**Work instructions:**
Return all of the entries exactly, with nothing added or left out.

**Provided records:**
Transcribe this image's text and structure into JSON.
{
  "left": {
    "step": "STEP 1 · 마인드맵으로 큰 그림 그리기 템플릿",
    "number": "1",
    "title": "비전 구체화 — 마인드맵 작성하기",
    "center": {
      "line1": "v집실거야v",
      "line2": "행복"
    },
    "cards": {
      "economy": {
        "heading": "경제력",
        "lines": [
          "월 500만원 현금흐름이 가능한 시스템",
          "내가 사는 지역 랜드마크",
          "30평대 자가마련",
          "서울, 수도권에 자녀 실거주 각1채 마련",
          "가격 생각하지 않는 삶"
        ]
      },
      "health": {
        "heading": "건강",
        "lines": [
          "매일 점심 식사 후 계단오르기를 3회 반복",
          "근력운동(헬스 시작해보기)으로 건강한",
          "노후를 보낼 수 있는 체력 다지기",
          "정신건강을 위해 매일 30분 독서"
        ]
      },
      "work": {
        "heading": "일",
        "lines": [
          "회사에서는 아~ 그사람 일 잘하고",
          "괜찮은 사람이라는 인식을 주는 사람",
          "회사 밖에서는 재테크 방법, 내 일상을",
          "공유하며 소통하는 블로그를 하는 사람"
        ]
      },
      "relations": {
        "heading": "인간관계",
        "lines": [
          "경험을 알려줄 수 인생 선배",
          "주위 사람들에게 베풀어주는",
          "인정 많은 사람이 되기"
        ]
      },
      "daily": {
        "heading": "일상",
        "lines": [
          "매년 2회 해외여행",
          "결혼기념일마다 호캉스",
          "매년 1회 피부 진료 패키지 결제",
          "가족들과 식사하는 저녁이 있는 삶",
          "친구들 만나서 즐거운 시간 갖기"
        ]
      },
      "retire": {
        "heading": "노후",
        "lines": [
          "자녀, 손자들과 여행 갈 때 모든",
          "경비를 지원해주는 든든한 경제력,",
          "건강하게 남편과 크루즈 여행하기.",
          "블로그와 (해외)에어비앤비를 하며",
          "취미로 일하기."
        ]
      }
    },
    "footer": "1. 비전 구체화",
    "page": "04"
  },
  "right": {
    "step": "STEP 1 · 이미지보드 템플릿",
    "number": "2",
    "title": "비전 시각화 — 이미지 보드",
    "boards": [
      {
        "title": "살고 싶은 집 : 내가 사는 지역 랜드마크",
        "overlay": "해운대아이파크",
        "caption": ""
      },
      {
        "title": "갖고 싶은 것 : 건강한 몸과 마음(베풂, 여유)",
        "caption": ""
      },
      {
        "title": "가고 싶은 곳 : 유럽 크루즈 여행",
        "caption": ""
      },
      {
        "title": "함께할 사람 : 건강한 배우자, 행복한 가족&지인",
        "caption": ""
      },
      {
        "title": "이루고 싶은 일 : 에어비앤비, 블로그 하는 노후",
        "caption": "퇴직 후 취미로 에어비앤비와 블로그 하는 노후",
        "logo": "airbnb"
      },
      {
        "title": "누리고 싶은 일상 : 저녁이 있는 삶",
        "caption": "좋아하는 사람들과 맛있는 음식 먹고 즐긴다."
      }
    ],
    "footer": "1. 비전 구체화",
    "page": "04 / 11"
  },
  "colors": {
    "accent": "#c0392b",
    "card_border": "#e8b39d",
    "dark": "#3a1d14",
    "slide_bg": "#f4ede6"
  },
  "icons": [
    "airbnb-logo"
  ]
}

**Task answer:**
Transcribe this image's text and structure into JSON.
{
  "left": {
    "step": "STEP 1 · 마인드맵으로 큰 그림 그리기 템플릿",
    "number": "1",
    "title": "비전 구체화 — 마인드맵 작성하기",
    "center": {
      "line1": "v집실거야v",
      "line2": "행복"
    },
    "cards": {
      "economy": {
        "heading": "경제력",
        "lines": [
          "월 500만원 현금흐름이 가능한 시스템",
          "내가 사는 지역 랜드마크",
          "30평대 자가마련",
          "서울, 수도권에 자녀 실거주 각1채 마련",
          "가격 생각하지 않는 삶"
        ]
      },
      "health": {
        "heading": "건강",
        "lines": [
          "매일 점심 식사 후 계단오르기를 3회 반복",
          "근력운동(헬스 시작해보기)으로 건강한",
          "노후를 보낼 수 있는 체력 다지기",
          "정신건강을 위해 매일 30분 독서"
        ]
      },
      "work": {
        "heading": "일",
        "lines": [
          "회사에서는 아~ 그사람 일 잘하고",
          "괜찮은 사람이라는 인식을 주는 사람",
          "회사 밖에서는 재테크 방법, 내 일상을",
          "공유하며 소통하는 블로그를 하는 사람"
        ]
      },
      "relations": {
        "heading": "인간관계",
        "lines": [
          "경험을 알려줄 수 인생 선배",
          "주위 사람들에게 베풀어주는",
          "인정 많은 사람이 되기"
        ]
      },
      "daily": {
        "heading": "일상",
        "lines": [
          "매년 2회 해외여행",
          "결혼기념일마다 호캉스",
          "매년 1회 피부 진료 패키지 결제",
          "가족들과 식사하는 저녁이 있는 삶",
          "친구들 만나서 즐거운 시간 갖기"
        ]
      },
      "retire": {
        "heading": "노후",
        "lines": [
          "자녀, 손자들과 여행 갈 때 모든",
          "경비를 지원해주는 든든한 경제력,",
          "건강하게 남편과 크루즈 여행하기.",
          "블로그와 (해외)에어비앤비를 하며",
          "취미로 일하기."
        ]
      }
    },
    "footer": "1. 비전 구체화",
    "page": "04"
  },
  "right": {
    "step": "STEP 1 · 이미지보드 템플릿",
    "number": "2",
    "title": "비전 시각화 — 이미지 보드",
    "boards": [
      {
        "title": "살고 싶은 집 : 내가 사는 지역 랜드마크",
        "overlay": "해운대아이파크",
        "caption": ""
      },
      {
        "title": "갖고 싶은 것 : 건강한 몸과 마음(베풂, 여유)",
        "caption": ""
      },
      {
        "title": "가고 싶은 곳 : 유럽 크루즈 여행",
        "caption": ""
      },
      {
        "title": "함께할 사람 : 건강한 배우자, 행복한 가족&지인",
        "caption": ""
      },
      {
        "title": "이루고 싶은 일 : 에어비앤비, 블로그 하는 노후",
        "caption": "퇴직 후 취미로 에어비앤비와 블로그 하는 노후",
        "logo": "airbnb"
      },
      {
        "title": "누리고 싶은 일상 : 저녁이 있는 삶",
        "caption": "좋아하는 사람들과 맛있는 음식 먹고 즐긴다."
      }
    ],
    "footer": "1. 비전 구체화",
    "page": "04 / 11"
  },
  "colors": {
    "accent": "#c0392b",
    "card_border": "#e8b39d",
    "dark": "#3a1d14",
    "slide_bg": "#f4ede6"
  },
  "icons": [
    "airbnb-logo"
  ]
}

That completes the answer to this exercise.